Task details:
Convert every line of all the records into a Markdown table with two columns, "Row" and "Line", numbering the rows and skipping blank lines.

==== Exercise data ====

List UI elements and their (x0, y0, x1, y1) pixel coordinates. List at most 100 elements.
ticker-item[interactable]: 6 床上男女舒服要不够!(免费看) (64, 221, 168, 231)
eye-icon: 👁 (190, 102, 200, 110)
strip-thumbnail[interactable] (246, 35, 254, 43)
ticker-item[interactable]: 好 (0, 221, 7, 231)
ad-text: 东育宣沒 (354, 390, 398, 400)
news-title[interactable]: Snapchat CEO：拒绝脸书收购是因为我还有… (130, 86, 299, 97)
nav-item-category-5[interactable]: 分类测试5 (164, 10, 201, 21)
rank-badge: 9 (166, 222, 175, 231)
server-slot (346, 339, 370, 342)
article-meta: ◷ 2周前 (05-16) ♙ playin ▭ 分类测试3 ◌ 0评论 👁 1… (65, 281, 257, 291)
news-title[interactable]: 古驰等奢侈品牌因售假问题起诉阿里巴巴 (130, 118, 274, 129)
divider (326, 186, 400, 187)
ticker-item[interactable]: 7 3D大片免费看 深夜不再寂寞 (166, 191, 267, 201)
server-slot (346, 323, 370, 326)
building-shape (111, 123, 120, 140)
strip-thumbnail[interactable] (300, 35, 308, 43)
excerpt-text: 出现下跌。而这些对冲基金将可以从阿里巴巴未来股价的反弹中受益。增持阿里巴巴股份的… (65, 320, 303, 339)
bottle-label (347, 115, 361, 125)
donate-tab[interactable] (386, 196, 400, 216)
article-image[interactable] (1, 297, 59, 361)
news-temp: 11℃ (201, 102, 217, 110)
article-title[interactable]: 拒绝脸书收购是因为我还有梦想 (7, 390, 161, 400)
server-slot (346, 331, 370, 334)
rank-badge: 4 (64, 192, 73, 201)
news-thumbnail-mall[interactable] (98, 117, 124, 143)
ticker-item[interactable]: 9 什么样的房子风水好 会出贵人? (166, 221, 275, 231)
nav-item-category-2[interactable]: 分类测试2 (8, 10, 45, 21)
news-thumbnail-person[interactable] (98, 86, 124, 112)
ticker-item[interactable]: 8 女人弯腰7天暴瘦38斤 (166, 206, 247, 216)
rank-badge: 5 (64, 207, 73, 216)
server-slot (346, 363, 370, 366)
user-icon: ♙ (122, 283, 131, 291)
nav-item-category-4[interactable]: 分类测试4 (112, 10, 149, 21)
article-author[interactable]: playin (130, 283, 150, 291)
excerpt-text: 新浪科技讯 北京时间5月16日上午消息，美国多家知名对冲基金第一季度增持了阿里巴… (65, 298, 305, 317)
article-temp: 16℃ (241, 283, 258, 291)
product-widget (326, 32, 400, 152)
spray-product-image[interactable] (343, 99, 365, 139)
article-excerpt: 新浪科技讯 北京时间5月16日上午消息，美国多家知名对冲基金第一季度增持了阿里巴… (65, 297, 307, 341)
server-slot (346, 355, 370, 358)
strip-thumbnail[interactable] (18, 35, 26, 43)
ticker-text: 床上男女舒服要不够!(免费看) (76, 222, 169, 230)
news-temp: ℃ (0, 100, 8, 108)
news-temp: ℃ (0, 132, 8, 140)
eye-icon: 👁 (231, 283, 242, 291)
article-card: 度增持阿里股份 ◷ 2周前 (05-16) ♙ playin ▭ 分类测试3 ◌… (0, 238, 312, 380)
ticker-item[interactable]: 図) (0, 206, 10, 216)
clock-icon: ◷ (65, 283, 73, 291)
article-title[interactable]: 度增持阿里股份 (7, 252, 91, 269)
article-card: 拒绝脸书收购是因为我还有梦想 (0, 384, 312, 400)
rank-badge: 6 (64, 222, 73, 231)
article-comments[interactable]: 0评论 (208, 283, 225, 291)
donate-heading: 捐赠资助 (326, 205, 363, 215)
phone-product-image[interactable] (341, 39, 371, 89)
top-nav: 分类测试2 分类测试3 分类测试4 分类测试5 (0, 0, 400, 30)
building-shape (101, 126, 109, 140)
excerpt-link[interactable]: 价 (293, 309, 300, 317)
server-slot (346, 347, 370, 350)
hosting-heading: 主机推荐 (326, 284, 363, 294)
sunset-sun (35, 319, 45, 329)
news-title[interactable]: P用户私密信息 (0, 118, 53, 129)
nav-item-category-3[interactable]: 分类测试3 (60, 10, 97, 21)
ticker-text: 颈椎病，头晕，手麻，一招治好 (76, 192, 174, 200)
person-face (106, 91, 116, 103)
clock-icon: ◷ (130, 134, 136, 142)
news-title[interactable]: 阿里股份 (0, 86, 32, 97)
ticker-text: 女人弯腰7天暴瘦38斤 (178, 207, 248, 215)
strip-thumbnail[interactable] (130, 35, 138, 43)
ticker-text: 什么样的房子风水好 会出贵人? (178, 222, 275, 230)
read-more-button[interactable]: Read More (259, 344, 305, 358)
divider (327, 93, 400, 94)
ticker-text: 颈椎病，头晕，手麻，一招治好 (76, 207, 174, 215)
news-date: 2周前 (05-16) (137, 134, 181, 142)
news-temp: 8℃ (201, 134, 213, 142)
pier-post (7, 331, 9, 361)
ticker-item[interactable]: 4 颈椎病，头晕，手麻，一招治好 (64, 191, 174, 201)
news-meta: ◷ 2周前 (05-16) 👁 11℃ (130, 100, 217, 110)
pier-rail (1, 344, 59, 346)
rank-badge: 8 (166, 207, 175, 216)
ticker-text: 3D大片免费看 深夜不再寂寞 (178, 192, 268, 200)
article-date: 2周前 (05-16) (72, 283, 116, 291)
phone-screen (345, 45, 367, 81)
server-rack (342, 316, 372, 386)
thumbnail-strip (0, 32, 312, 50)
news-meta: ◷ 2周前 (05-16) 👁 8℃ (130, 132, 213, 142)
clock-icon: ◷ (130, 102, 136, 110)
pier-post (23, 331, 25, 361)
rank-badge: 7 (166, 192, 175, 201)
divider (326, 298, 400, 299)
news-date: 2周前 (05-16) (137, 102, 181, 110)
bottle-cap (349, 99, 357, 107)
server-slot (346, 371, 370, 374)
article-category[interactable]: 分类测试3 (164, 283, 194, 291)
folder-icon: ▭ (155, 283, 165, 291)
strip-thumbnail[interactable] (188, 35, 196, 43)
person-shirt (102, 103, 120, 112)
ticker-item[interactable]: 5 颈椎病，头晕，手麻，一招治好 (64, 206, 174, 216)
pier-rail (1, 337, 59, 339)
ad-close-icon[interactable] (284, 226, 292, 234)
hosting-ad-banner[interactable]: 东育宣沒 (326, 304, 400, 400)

====

Exercise solution:
| Row | Line |
|---|---|
| 1 | List UI elements and their (x0, y0, x1, y1) pixel coordinates. List at most 100 elements. |
| 2 | ticker-item[interactable]: 6 床上男女舒服要不够!(免费看) (64, 221, 168, 231) |
| 3 | eye-icon: 👁 (190, 102, 200, 110) |
| 4 | strip-thumbnail[interactable] (246, 35, 254, 43) |
| 5 | ticker-item[interactable]: 好 (0, 221, 7, 231) |
| 6 | ad-text: 东育宣沒 (354, 390, 398, 400) |
| 7 | news-title[interactable]: Snapchat CEO：拒绝脸书收购是因为我还有… (130, 86, 299, 97) |
| 8 | nav-item-category-5[interactable]: 分类测试5 (164, 10, 201, 21) |
| 9 | rank-badge: 9 (166, 222, 175, 231) |
| 10 | server-slot (346, 339, 370, 342) |
| 11 | article-meta: ◷ 2周前 (05-16) ♙ playin ▭ 分类测试3 ◌ 0评论 👁 1… (65, 281, 257, 291) |
| 12 | news-title[interactable]: 古驰等奢侈品牌因售假问题起诉阿里巴巴 (130, 118, 274, 129) |
| 13 | divider (326, 186, 400, 187) |
| 14 | ticker-item[interactable]: 7 3D大片免费看 深夜不再寂寞 (166, 191, 267, 201) |
| 15 | server-slot (346, 323, 370, 326) |
| 16 | building-shape (111, 123, 120, 140) |
| 17 | strip-thumbnail[interactable] (300, 35, 308, 43) |
| 18 | excerpt-text: 出现下跌。而这些对冲基金将可以从阿里巴巴未来股价的反弹中受益。增持阿里巴巴股份的… (65, 320, 303, 339) |
| 19 | bottle-label (347, 115, 361, 125) |
| 20 | donate-tab[interactable] (386, 196, 400, 216) |
| 21 | article-image[interactable] (1, 297, 59, 361) |
| 22 | news-temp: 11℃ (201, 102, 217, 110) |
| 23 | article-title[interactable]: 拒绝脸书收购是因为我还有梦想 (7, 390, 161, 400) |
| 24 | server-slot (346, 331, 370, 334) |
| 25 | rank-badge: 4 (64, 192, 73, 201) |
| 26 | news-thumbnail-mall[interactable] (98, 117, 124, 143) |
| 27 | ticker-item[interactable]: 9 什么样的房子风水好 会出贵人? (166, 221, 275, 231) |
| 28 | nav-item-category-2[interactable]: 分类测试2 (8, 10, 45, 21) |
| 29 | news-thumbnail-person[interactable] (98, 86, 124, 112) |
| 30 | ticker-item[interactable]: 8 女人弯腰7天暴瘦38斤 (166, 206, 247, 216) |
| 31 | rank-badge: 5 (64, 207, 73, 216) |
| 32 | server-slot (346, 363, 370, 366) |
| 33 | user-icon: ♙ (122, 283, 131, 291) |
| 34 | nav-item-category-4[interactable]: 分类测试4 (112, 10, 149, 21) |
| 35 | article-author[interactable]: playin (130, 283, 150, 291) |
| 36 | excerpt-text: 新浪科技讯 北京时间5月16日上午消息，美国多家知名对冲基金第一季度增持了阿里巴… (65, 298, 305, 317) |
| 37 | article-temp: 16℃ (241, 283, 258, 291) |
| 38 | product-widget (326, 32, 400, 152) |
| 39 | spray-product-image[interactable] (343, 99, 365, 139) |
| 40 | article-excerpt: 新浪科技讯 北京时间5月16日上午消息，美国多家知名对冲基金第一季度增持了阿里巴… (65, 297, 307, 341) |
| 41 | server-slot (346, 355, 370, 358) |
| 42 | strip-thumbnail[interactable] (18, 35, 26, 43) |
| 43 | ticker-text: 床上男女舒服要不够!(免费看) (76, 222, 169, 230) |
| 44 | news-temp: ℃ (0, 100, 8, 108) |
| 45 | news-temp: ℃ (0, 132, 8, 140) |
| 46 | eye-icon: 👁 (231, 283, 242, 291) |
| 47 | article-card: 度增持阿里股份 ◷ 2周前 (05-16) ♙ playin ▭ 分类测试3 ◌… (0, 238, 312, 380) |
| 48 | ticker-item[interactable]: 図) (0, 206, 10, 216) |
| 49 | clock-icon: ◷ (65, 283, 73, 291) |
| 50 | article-title[interactable]: 度增持阿里股份 (7, 252, 91, 269) |
| 51 | article-card: 拒绝脸书收购是因为我还有梦想 (0, 384, 312, 400) |
| 52 | rank-badge: 6 (64, 222, 73, 231) |
| 53 | article-comments[interactable]: 0评论 (208, 283, 225, 291) |
| 54 | donate-heading: 捐赠资助 (326, 205, 363, 215) |
| 55 | phone-product-image[interactable] (341, 39, 371, 89) |
| 56 | top-nav: 分类测试2 分类测试3 分类测试4 分类测试5 (0, 0, 400, 30) |
| 57 | building-shape (101, 126, 109, 140) |
| 58 | excerpt-link[interactable]: 价 (293, 309, 300, 317) |
| 59 | server-slot (346, 347, 370, 350) |
| 60 | hosting-heading: 主机推荐 (326, 284, 363, 294) |
| 61 | sunset-sun (35, 319, 45, 329) |
| 62 | news-title[interactable]: P用户私密信息 (0, 118, 53, 129) |
| 63 | nav-item-category-3[interactable]: 分类测试3 (60, 10, 97, 21) |
| 64 | ticker-text: 颈椎病，头晕，手麻，一招治好 (76, 192, 174, 200) |
| 65 | person-face (106, 91, 116, 103) |
| 66 | clock-icon: ◷ (130, 134, 136, 142) |
| 67 | news-title[interactable]: 阿里股份 (0, 86, 32, 97) |
| 68 | ticker-text: 女人弯腰7天暴瘦38斤 (178, 207, 248, 215) |
| 69 | strip-thumbnail[interactable] (130, 35, 138, 43) |
| 70 | ticker-text: 什么样的房子风水好 会出贵人? (178, 222, 275, 230) |
| 71 | read-more-button[interactable]: Read More (259, 344, 305, 358) |
| 72 | divider (327, 93, 400, 94) |
| 73 | ticker-text: 颈椎病，头晕，手麻，一招治好 (76, 207, 174, 215) |
| 74 | news-date: 2周前 (05-16) (137, 134, 181, 142) |
| 75 | news-temp: 8℃ (201, 134, 213, 142) |
| 76 | pier-post (7, 331, 9, 361) |
| 77 | ticker-item[interactable]: 4 颈椎病，头晕，手麻，一招治好 (64, 191, 174, 201) |
| 78 | news-meta: ◷ 2周前 (05-16) 👁 11℃ (130, 100, 217, 110) |
| 79 | pier-rail (1, 344, 59, 346) |
| 80 | rank-badge: 8 (166, 207, 175, 216) |
| 81 | ticker-text: 3D大片免费看 深夜不再寂寞 (178, 192, 268, 200) |
| 82 | article-date: 2周前 (05-16) (72, 283, 116, 291) |
| 83 | phone-screen (345, 45, 367, 81) |
| 84 | server-rack (342, 316, 372, 386) |
| 85 | thumbnail-strip (0, 32, 312, 50) |
| 86 | news-meta: ◷ 2周前 (05-16) 👁 8℃ (130, 132, 213, 142) |
| 87 | clock-icon: ◷ (130, 102, 136, 110) |
| 88 | pier-post (23, 331, 25, 361) |
| 89 | rank-badge: 7 (166, 192, 175, 201) |
| 90 | divider (326, 298, 400, 299) |
| 91 | news-date: 2周前 (05-16) (137, 102, 181, 110) |
| 92 | bottle-cap (349, 99, 357, 107) |
| 93 | server-slot (346, 371, 370, 374) |
| 94 | article-category[interactable]: 分类测试3 (164, 283, 194, 291) |
| 95 | folder-icon: ▭ (155, 283, 165, 291) |
| 96 | strip-thumbnail[interactable] (188, 35, 196, 43) |
| 97 | person-shirt (102, 103, 120, 112) |
| 98 | ticker-item[interactable]: 5 颈椎病，头晕，手麻，一招治好 (64, 206, 174, 216) |
| 99 | pier-rail (1, 337, 59, 339) |
| 100 | ad-close-icon[interactable] (284, 226, 292, 234) |
| 101 | hosting-ad-banner[interactable]: 东育宣沒 (326, 304, 400, 400) |